▽
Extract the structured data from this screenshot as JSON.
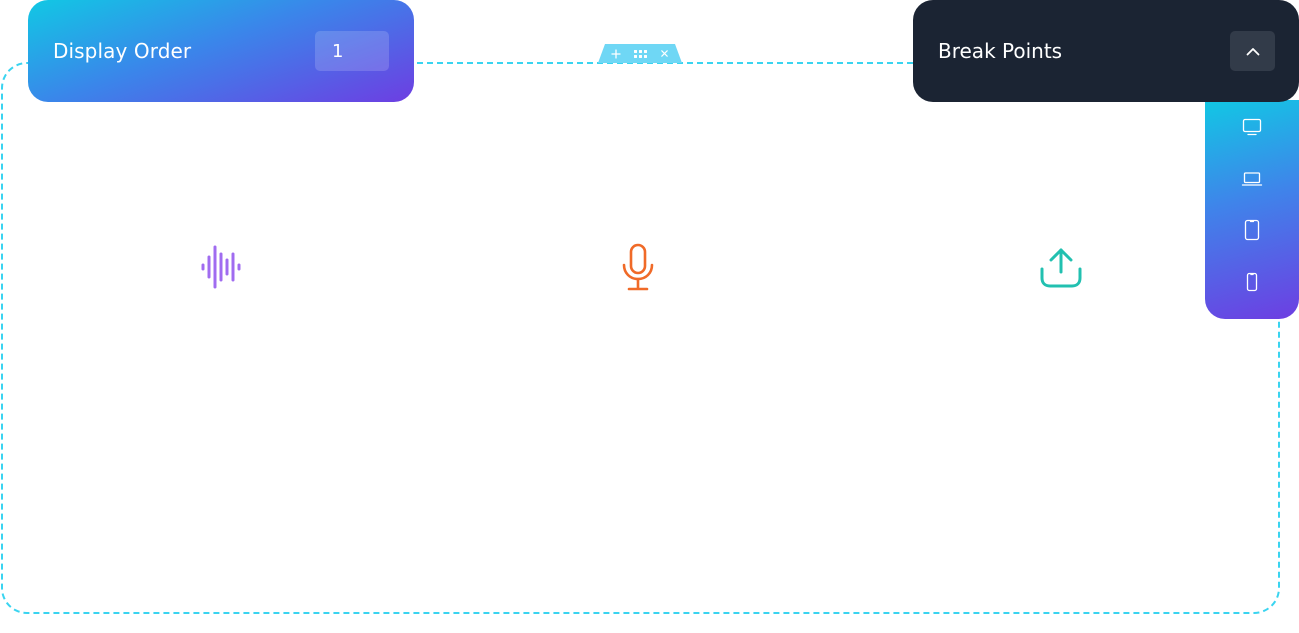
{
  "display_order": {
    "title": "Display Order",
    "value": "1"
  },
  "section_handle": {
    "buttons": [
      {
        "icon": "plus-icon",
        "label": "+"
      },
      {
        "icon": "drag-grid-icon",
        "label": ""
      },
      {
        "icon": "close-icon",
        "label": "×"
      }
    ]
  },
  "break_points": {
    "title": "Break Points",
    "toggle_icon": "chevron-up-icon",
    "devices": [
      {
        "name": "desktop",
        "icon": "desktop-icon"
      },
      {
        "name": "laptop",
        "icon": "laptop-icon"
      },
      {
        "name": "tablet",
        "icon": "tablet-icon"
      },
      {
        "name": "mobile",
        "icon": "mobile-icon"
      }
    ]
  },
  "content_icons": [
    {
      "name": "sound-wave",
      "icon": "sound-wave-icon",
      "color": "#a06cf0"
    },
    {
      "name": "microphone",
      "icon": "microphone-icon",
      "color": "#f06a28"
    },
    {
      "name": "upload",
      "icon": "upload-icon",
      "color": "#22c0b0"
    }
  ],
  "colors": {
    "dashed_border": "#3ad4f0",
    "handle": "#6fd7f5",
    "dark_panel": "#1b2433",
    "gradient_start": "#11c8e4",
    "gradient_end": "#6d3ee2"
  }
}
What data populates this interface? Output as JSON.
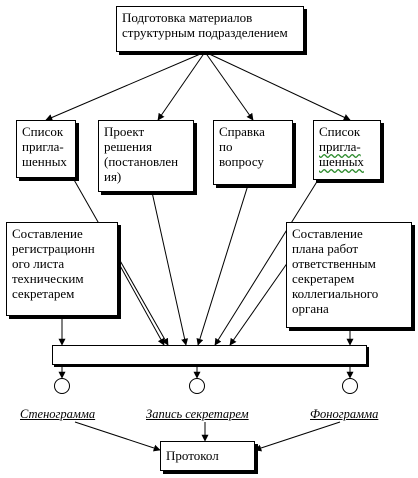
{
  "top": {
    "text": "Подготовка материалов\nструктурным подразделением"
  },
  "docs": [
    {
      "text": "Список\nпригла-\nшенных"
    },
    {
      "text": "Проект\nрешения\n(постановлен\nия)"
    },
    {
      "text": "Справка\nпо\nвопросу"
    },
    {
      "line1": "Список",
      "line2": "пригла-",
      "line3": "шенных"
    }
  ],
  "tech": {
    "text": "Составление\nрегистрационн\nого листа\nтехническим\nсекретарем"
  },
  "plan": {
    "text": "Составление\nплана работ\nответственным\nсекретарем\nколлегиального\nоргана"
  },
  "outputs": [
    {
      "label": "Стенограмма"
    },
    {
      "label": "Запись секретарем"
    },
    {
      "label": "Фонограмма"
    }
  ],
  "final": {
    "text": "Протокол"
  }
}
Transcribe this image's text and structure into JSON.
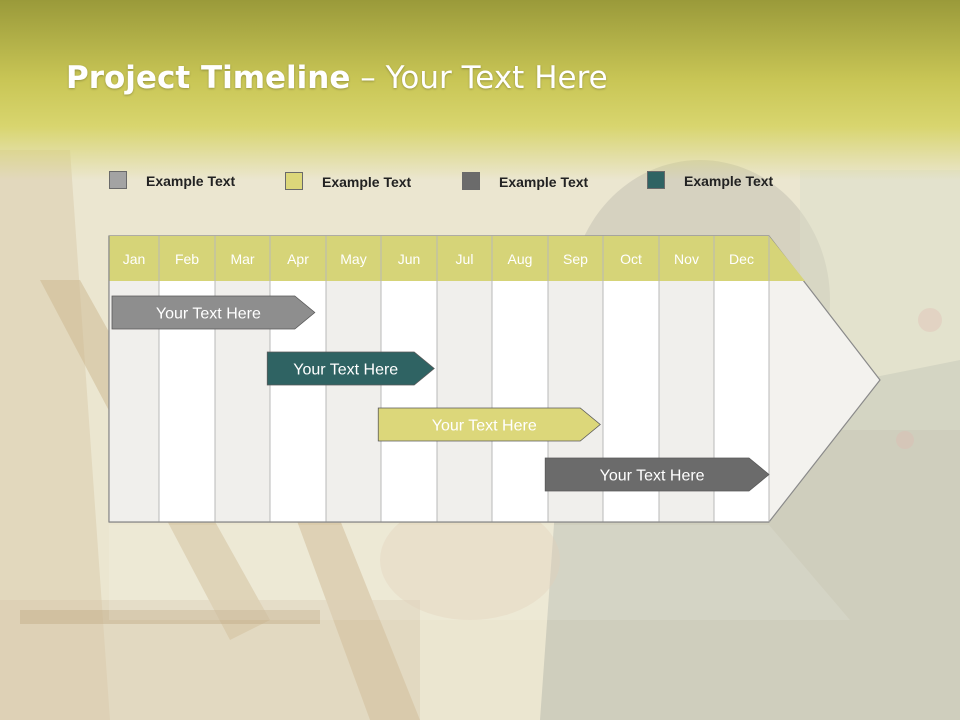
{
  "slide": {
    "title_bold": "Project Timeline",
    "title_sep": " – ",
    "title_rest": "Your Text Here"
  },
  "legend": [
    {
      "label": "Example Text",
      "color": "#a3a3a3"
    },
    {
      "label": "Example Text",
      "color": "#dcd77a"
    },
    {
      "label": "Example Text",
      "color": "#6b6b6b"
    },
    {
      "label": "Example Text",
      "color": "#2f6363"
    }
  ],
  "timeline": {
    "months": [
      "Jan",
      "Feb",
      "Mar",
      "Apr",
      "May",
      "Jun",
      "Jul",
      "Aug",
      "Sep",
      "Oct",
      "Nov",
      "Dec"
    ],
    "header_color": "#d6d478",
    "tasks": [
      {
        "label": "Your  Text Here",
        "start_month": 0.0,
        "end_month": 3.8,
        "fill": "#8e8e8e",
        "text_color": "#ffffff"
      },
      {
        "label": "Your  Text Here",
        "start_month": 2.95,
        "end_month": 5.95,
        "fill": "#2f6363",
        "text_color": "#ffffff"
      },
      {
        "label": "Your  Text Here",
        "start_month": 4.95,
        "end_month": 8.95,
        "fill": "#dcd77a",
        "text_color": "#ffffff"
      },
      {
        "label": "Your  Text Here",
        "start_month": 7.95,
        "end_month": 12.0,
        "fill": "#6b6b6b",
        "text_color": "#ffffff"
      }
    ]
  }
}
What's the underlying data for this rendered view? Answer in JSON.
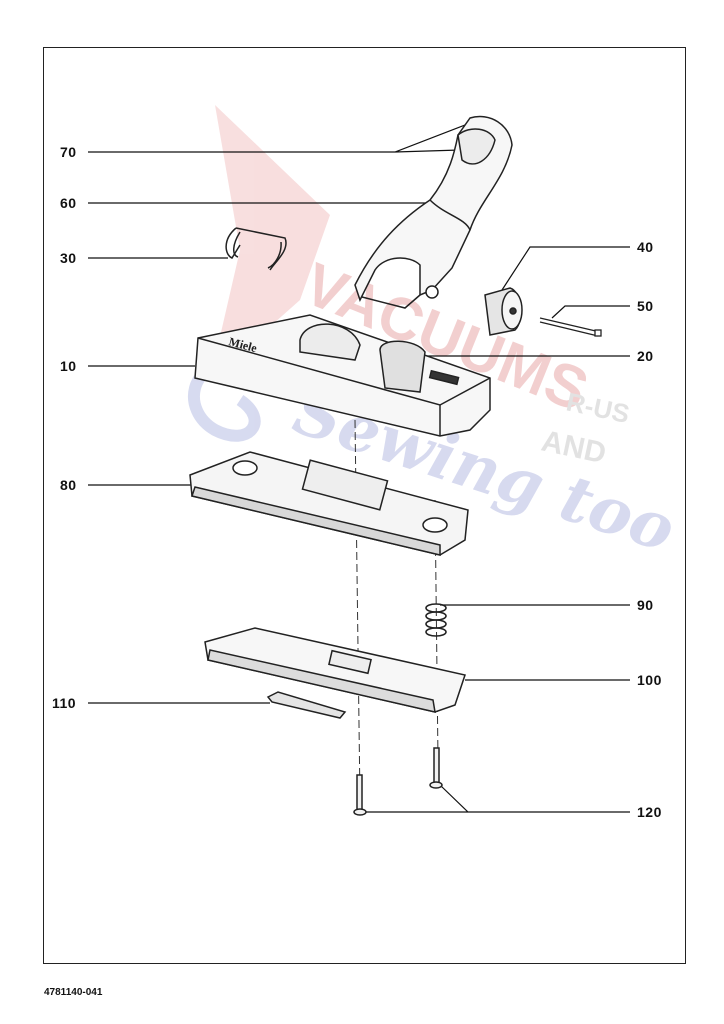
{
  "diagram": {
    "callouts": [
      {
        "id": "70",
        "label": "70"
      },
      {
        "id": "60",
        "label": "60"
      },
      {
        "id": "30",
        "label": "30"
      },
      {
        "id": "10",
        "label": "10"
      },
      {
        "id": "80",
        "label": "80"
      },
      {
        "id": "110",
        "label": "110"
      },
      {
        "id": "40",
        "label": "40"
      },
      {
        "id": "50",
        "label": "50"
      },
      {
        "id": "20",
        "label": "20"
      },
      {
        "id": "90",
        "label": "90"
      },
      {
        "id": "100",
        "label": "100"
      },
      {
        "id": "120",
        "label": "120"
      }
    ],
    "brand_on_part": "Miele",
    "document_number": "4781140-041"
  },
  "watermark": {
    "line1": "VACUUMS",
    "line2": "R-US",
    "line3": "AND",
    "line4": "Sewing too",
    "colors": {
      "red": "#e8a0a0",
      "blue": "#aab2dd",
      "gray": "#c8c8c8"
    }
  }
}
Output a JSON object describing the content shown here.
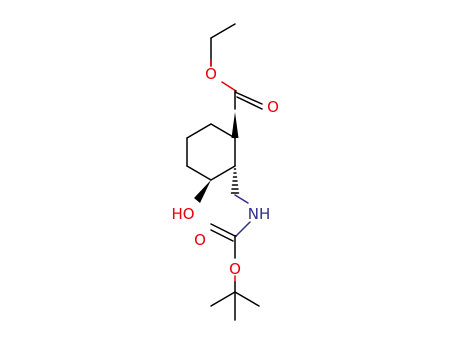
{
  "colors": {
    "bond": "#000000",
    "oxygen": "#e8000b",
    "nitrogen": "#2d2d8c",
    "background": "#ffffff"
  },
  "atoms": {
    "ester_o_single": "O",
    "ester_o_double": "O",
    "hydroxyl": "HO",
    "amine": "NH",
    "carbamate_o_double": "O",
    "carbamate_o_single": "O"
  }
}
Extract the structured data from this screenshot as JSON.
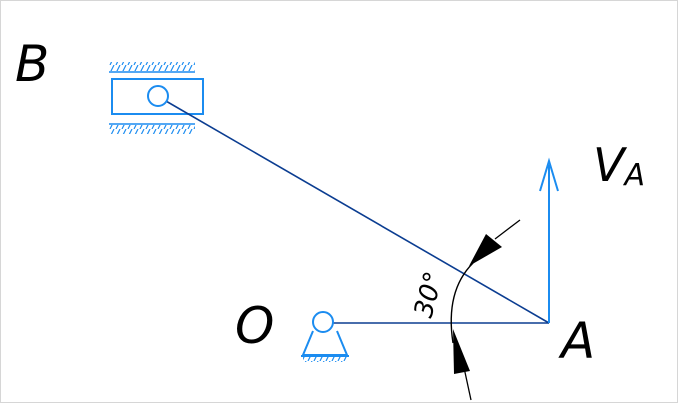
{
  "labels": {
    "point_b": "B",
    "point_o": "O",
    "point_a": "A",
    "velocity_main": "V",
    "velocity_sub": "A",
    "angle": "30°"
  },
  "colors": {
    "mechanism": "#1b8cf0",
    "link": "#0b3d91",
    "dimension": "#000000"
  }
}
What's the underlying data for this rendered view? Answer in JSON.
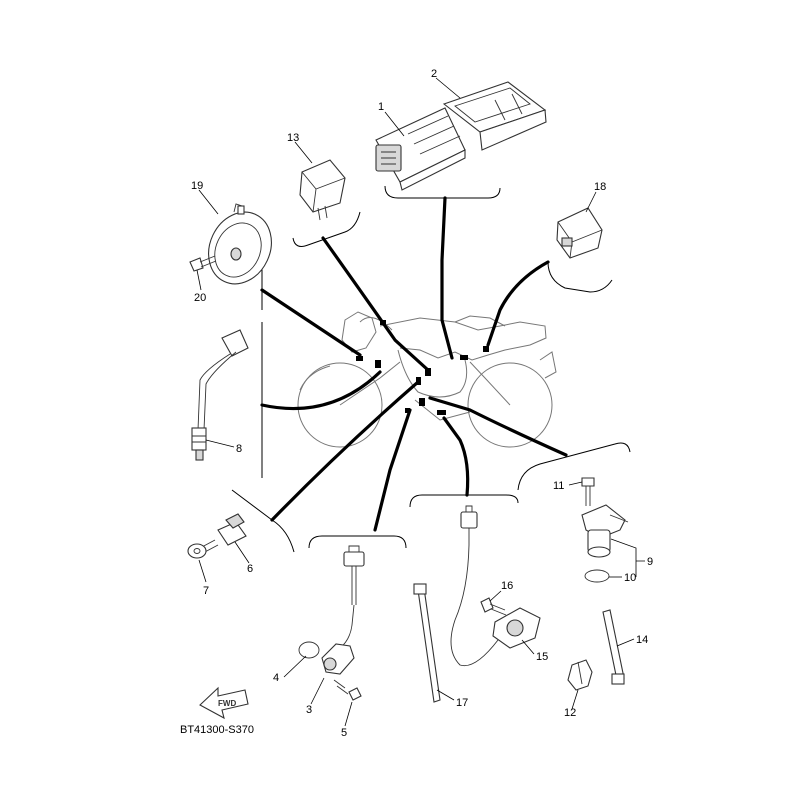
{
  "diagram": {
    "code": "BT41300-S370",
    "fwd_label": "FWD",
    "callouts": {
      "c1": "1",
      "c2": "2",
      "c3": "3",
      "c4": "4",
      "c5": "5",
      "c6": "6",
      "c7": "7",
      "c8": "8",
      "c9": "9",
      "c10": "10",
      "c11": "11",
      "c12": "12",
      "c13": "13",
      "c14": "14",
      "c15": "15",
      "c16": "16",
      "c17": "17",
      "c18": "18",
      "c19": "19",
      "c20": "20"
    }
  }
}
△
## Aim
Set down every entry word for word, but omit the pictures.

## Answer in full
Extract the structured data from this screenshot as JSON.
{
  "display_order": {
    "title": "Display Order",
    "value": "1"
  },
  "section_handle": {
    "buttons": [
      {
        "icon": "plus-icon",
        "label": "+"
      },
      {
        "icon": "drag-grid-icon",
        "label": ""
      },
      {
        "icon": "close-icon",
        "label": "×"
      }
    ]
  },
  "break_points": {
    "title": "Break Points",
    "toggle_icon": "chevron-up-icon",
    "devices": [
      {
        "name": "desktop",
        "icon": "desktop-icon"
      },
      {
        "name": "laptop",
        "icon": "laptop-icon"
      },
      {
        "name": "tablet",
        "icon": "tablet-icon"
      },
      {
        "name": "mobile",
        "icon": "mobile-icon"
      }
    ]
  },
  "content_icons": [
    {
      "name": "sound-wave",
      "icon": "sound-wave-icon",
      "color": "#a06cf0"
    },
    {
      "name": "microphone",
      "icon": "microphone-icon",
      "color": "#f06a28"
    },
    {
      "name": "upload",
      "icon": "upload-icon",
      "color": "#22c0b0"
    }
  ],
  "colors": {
    "dashed_border": "#3ad4f0",
    "handle": "#6fd7f5",
    "dark_panel": "#1b2433",
    "gradient_start": "#11c8e4",
    "gradient_end": "#6d3ee2"
  }
}
What data populates this interface? Output as JSON.
{
  "top": {
    "text": "Подготовка материалов\nструктурным подразделением"
  },
  "docs": [
    {
      "text": "Список\nпригла-\nшенных"
    },
    {
      "text": "Проект\nрешения\n(постановлен\nия)"
    },
    {
      "text": "Справка\nпо\nвопросу"
    },
    {
      "line1": "Список",
      "line2": "пригла-",
      "line3": "шенных"
    }
  ],
  "tech": {
    "text": "Составление\nрегистрационн\nого листа\nтехническим\nсекретарем"
  },
  "plan": {
    "text": "Составление\nплана работ\nответственным\nсекретарем\nколлегиального\nоргана"
  },
  "outputs": [
    {
      "label": "Стенограмма"
    },
    {
      "label": "Запись секретарем"
    },
    {
      "label": "Фонограмма"
    }
  ],
  "final": {
    "text": "Протокол"
  }
}
Transcribe this image's text and structure into JSON.
{
  "slide": {
    "title_bold": "Project Timeline",
    "title_sep": " – ",
    "title_rest": "Your Text Here"
  },
  "legend": [
    {
      "label": "Example Text",
      "color": "#a3a3a3"
    },
    {
      "label": "Example Text",
      "color": "#dcd77a"
    },
    {
      "label": "Example Text",
      "color": "#6b6b6b"
    },
    {
      "label": "Example Text",
      "color": "#2f6363"
    }
  ],
  "timeline": {
    "months": [
      "Jan",
      "Feb",
      "Mar",
      "Apr",
      "May",
      "Jun",
      "Jul",
      "Aug",
      "Sep",
      "Oct",
      "Nov",
      "Dec"
    ],
    "header_color": "#d6d478",
    "tasks": [
      {
        "label": "Your  Text Here",
        "start_month": 0.0,
        "end_month": 3.8,
        "fill": "#8e8e8e",
        "text_color": "#ffffff"
      },
      {
        "label": "Your  Text Here",
        "start_month": 2.95,
        "end_month": 5.95,
        "fill": "#2f6363",
        "text_color": "#ffffff"
      },
      {
        "label": "Your  Text Here",
        "start_month": 4.95,
        "end_month": 8.95,
        "fill": "#dcd77a",
        "text_color": "#ffffff"
      },
      {
        "label": "Your  Text Here",
        "start_month": 7.95,
        "end_month": 12.0,
        "fill": "#6b6b6b",
        "text_color": "#ffffff"
      }
    ]
  }
}
What's the underlying data for this rendered view? Answer in JSON.
{
  "diagram": {
    "callouts": [
      {
        "id": "70",
        "label": "70"
      },
      {
        "id": "60",
        "label": "60"
      },
      {
        "id": "30",
        "label": "30"
      },
      {
        "id": "10",
        "label": "10"
      },
      {
        "id": "80",
        "label": "80"
      },
      {
        "id": "110",
        "label": "110"
      },
      {
        "id": "40",
        "label": "40"
      },
      {
        "id": "50",
        "label": "50"
      },
      {
        "id": "20",
        "label": "20"
      },
      {
        "id": "90",
        "label": "90"
      },
      {
        "id": "100",
        "label": "100"
      },
      {
        "id": "120",
        "label": "120"
      }
    ],
    "brand_on_part": "Miele",
    "document_number": "4781140-041"
  },
  "watermark": {
    "line1": "VACUUMS",
    "line2": "R-US",
    "line3": "AND",
    "line4": "Sewing too",
    "colors": {
      "red": "#e8a0a0",
      "blue": "#aab2dd",
      "gray": "#c8c8c8"
    }
  }
}
Output a JSON object describing the content shown here.
{
  "colors": {
    "bond": "#000000",
    "oxygen": "#e8000b",
    "nitrogen": "#2d2d8c",
    "background": "#ffffff"
  },
  "atoms": {
    "ester_o_single": "O",
    "ester_o_double": "O",
    "hydroxyl": "HO",
    "amine": "NH",
    "carbamate_o_double": "O",
    "carbamate_o_single": "O"
  }
}
Extract the structured data from this screenshot as JSON.
{
  "labels": {
    "point_b": "B",
    "point_o": "O",
    "point_a": "A",
    "velocity_main": "V",
    "velocity_sub": "A",
    "angle": "30°"
  },
  "colors": {
    "mechanism": "#1b8cf0",
    "link": "#0b3d91",
    "dimension": "#000000"
  }
}
What's the underlying data for this rendered view? Answer in JSON.
{
  "diagram": {
    "code": "BT41300-S370",
    "fwd_label": "FWD",
    "callouts": {
      "c1": "1",
      "c2": "2",
      "c3": "3",
      "c4": "4",
      "c5": "5",
      "c6": "6",
      "c7": "7",
      "c8": "8",
      "c9": "9",
      "c10": "10",
      "c11": "11",
      "c12": "12",
      "c13": "13",
      "c14": "14",
      "c15": "15",
      "c16": "16",
      "c17": "17",
      "c18": "18",
      "c19": "19",
      "c20": "20"
    }
  }
}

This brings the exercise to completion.